======== Data supplied ========

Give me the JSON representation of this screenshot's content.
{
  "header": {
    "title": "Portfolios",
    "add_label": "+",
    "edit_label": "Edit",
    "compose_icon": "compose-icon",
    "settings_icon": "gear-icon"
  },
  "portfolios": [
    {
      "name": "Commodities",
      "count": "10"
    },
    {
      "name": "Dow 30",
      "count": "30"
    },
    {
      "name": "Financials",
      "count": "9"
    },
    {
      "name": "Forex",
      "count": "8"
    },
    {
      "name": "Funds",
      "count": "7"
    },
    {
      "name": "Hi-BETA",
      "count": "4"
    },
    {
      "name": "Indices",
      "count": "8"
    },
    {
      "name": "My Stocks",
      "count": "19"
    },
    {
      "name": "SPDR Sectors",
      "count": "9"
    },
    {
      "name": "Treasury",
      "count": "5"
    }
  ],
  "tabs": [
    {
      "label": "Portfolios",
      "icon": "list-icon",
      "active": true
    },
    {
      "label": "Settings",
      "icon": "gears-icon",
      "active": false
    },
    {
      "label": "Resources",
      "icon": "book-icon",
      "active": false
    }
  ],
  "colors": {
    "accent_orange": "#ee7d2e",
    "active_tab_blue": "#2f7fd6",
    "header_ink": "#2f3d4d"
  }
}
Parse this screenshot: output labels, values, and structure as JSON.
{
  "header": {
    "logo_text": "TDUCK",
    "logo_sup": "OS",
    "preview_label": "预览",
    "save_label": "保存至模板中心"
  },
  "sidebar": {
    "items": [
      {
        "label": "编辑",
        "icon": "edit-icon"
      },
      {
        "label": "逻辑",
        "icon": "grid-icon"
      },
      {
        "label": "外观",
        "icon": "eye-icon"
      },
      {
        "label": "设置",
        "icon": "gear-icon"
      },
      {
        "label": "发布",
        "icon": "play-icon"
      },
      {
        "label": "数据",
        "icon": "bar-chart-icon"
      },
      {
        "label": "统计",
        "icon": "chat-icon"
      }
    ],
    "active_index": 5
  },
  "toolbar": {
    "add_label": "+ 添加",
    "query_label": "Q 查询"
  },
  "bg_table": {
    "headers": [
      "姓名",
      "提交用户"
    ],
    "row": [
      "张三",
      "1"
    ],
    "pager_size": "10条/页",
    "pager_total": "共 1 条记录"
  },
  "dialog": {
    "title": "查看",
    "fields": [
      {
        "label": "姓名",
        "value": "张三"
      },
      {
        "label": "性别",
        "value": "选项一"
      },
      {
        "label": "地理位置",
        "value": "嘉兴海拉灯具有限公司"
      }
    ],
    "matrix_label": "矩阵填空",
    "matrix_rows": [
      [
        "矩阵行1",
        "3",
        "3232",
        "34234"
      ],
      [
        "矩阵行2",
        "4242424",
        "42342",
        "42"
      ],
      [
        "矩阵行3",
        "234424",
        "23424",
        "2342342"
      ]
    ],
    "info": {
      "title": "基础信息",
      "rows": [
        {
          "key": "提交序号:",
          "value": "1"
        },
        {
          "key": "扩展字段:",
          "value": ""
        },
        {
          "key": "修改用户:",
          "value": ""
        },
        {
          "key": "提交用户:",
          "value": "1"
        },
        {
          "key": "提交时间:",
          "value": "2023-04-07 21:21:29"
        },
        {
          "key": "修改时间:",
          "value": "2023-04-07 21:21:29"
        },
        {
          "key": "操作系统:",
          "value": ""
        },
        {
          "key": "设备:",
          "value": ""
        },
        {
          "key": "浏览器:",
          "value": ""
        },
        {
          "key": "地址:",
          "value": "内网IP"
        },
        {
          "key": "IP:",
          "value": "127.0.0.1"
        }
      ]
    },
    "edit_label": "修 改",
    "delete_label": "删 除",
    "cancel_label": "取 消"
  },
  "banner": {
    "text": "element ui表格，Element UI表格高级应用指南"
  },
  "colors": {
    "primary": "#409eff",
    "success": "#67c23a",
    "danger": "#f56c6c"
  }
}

========

What needs to be done — Check each line of the data above for the word "JSON" and say how many lines contain it, giving nothing besides the number.

Exercise solution — 2